== Auszug

Lantagsfraktion Mecklenburg Vorpommern
05. Januar 2015

Die Menschen in M-V profitieren von Beschlüssen zum Mindestlohn und zur Rente

Jörg Heydorn: Gute Zwischenbilanz der Großen Koalition im Bund

Die SPD-Landtagsfraktion hatte heute auf ihrer Klausurtagung Bundesfamilienministerin Manuela Schwesig zu Gast, die über die Ein-Jahres-Bilanz der Bundesregierung informierte. Zu den Auswirkungen für Mecklenburg-Vorpommern im Bereich Mindestlohn und Rente erklärt der sozialpolitische Sprecher der SPD-Landtagsfraktion, Jörg Heydorn:


„Viele Menschen in unserem Land profitieren direkt von den Beschlüssen der Großen Koalition auf Bundesebene. Am augenfälligsten ist das bei der Einführung des Mindestlohns zum 1. Januar. Dadurch werden allein in Mecklenburg-Vorpommern rund 72.500 Vollzeitbeschäftigte bessergestellt. Das ist jede/r fünfte Arbeitnehmer/in. Die dringend notwendige Erhöhung des Lohnniveaus in MV wird zudem auch die Lohnspirale in Gang setzen und zu einem Gehaltsplus bei vielen weiteren Beschäftigte führen.

====
== Extrahierte Angaben

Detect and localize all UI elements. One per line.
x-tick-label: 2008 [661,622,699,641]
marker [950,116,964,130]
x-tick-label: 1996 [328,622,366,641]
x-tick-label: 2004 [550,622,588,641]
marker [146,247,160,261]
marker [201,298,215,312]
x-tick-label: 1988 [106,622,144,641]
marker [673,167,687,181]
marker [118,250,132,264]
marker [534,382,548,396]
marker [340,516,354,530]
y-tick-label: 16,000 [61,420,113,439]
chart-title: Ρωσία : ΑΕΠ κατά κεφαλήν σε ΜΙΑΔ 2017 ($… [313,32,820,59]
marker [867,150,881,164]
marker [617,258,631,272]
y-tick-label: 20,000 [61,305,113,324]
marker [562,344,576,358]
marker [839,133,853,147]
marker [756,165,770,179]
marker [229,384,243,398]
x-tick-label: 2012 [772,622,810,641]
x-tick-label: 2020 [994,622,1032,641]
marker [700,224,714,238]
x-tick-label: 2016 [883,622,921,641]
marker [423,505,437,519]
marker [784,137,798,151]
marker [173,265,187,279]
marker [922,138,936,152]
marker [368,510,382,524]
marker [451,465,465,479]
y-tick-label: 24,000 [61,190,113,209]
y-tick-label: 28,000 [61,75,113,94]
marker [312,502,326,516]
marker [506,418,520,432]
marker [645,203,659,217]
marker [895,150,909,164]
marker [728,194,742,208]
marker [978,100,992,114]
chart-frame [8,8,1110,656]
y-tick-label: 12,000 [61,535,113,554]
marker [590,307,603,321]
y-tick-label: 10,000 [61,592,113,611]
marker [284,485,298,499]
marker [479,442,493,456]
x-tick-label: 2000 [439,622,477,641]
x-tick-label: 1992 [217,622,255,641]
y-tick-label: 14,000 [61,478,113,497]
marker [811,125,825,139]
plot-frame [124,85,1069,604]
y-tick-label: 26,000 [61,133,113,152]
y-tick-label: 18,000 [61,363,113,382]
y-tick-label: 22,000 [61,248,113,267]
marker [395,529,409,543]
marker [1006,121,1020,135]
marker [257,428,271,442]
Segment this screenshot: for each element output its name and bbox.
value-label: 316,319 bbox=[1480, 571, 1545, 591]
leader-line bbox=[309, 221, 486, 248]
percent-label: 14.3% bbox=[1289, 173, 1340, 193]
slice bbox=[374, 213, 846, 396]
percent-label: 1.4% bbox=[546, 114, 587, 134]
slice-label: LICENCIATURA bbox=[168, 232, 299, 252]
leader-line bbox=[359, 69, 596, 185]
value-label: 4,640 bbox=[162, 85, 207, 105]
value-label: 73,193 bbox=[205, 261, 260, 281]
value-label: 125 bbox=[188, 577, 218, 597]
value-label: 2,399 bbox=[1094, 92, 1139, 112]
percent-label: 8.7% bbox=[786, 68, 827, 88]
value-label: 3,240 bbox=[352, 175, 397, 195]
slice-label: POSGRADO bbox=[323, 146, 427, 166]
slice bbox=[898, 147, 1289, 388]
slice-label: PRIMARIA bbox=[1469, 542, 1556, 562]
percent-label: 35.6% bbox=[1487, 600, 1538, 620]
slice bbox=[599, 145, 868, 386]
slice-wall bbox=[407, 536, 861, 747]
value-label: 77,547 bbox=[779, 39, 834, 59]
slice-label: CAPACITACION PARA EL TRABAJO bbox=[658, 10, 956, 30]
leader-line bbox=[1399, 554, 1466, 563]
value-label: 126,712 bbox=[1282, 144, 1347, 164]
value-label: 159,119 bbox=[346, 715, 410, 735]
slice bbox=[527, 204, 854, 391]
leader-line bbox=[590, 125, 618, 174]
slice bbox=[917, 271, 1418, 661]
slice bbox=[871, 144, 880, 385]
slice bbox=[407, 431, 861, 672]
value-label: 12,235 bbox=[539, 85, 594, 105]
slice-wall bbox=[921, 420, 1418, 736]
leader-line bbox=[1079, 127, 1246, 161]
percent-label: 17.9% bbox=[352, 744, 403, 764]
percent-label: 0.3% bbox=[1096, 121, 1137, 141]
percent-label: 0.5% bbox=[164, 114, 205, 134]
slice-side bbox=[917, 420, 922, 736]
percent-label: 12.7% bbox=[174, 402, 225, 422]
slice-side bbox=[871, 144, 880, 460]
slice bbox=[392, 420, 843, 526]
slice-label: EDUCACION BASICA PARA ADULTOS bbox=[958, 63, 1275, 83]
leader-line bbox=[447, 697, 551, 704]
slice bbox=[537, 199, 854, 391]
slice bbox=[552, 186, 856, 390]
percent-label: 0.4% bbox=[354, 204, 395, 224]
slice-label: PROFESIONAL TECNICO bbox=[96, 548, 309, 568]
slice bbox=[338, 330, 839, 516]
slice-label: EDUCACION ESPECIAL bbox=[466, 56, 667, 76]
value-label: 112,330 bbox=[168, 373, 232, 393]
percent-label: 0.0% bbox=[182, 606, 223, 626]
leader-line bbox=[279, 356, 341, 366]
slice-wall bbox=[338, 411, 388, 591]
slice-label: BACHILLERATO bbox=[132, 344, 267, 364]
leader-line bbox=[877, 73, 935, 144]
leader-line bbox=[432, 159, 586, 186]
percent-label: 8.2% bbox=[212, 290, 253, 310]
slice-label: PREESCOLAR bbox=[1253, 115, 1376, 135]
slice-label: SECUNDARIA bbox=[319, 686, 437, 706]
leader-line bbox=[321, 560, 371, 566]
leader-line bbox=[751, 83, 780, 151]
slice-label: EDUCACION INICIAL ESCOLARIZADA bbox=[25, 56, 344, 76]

====

- [Aufgabe A]: Wie viele Vollzeitbeschäftigte in Mecklenburg-Vorpommern werden laut dem Text über Mindestlohn und Rente durch den Mindestlohn bessergestellt?
- [Aufgabe B]: Gib aus dem Text über Mindestlohn und Rente den Abschnitt wortgetreu wieder, beginnend bei „Jörg Heydorn: Gute“ und endend bei „weiteren Beschäftigte führen.“.
- [Aufgabe C]: Führe den Text über Mindestlohn und Rente im Anschluss an seinen letzten Satz fort.

- [Schriftliche Antwort A]: Rund 72.500 Vollzeitbeschäftigte.

- [Schriftliche Antwort B]:
Jörg Heydorn: Gute Zwischenbilanz der Großen Koalition im Bund

Die SPD-Landtagsfraktion hatte heute auf ihrer Klausurtagung Bundesfamilienministerin Manuela Schwesig zu Gast, die über die Ein-Jahres-Bilanz der Bundesregierung informierte. Zu den Auswirkungen für Mecklenburg-Vorpommern im Bereich Mindestlohn und Rente erklärt der sozialpolitische Sprecher der SPD-Landtagsfraktion, Jörg Heydorn:


„Viele Menschen in unserem Land profitieren direkt von den Beschlüssen der Großen Koalition auf Bundesebene. Am augenfälligsten ist das bei der Einführung des Mindestlohns zum 1. Januar. Dadurch werden allein in Mecklenburg-Vorpommern rund 72.500 Vollzeitbeschäftigte bessergestellt. Das ist jede/r fünfte Arbeitnehmer/in. Die dringend notwendige Erhöhung des Lohnniveaus in MV wird zudem auch die Lohnspirale in Gang setzen und zu einem Gehaltsplus bei vielen weiteren Beschäftigte führen.

- [Schriftliche Antwort C]:
Auch bei der Rente sind in Berlin wichtige Entscheidungen getroffen worden. So besteht nunmehr die Möglichkeit mit 45 Versicherungsjahren zwei Jahre früher abschlagsfrei in Rente zu gehen. Davon profitieren bundesweit 200.000 Menschen. Außerdem erhöht sich mit der Mütterrente für vor 1992 Kinder geborene Kinder die monatliche Rente in den neuen Ländern um bis zu 26,39 Euro pro Kind.

Eine Baustelle bleibt hingegen die Rentenangleichung zwischen Ost und West. Für die SPD-Landtagsfraktion sind die bestehenden Unterschiede 25 Jahre nach der Wende ein großes Ärgernis. Wir werden uns deshalb gemeinsam mit Manuela Schwesig weiterhin für ein bundesweit einheitliches Rentensystem einsetzen."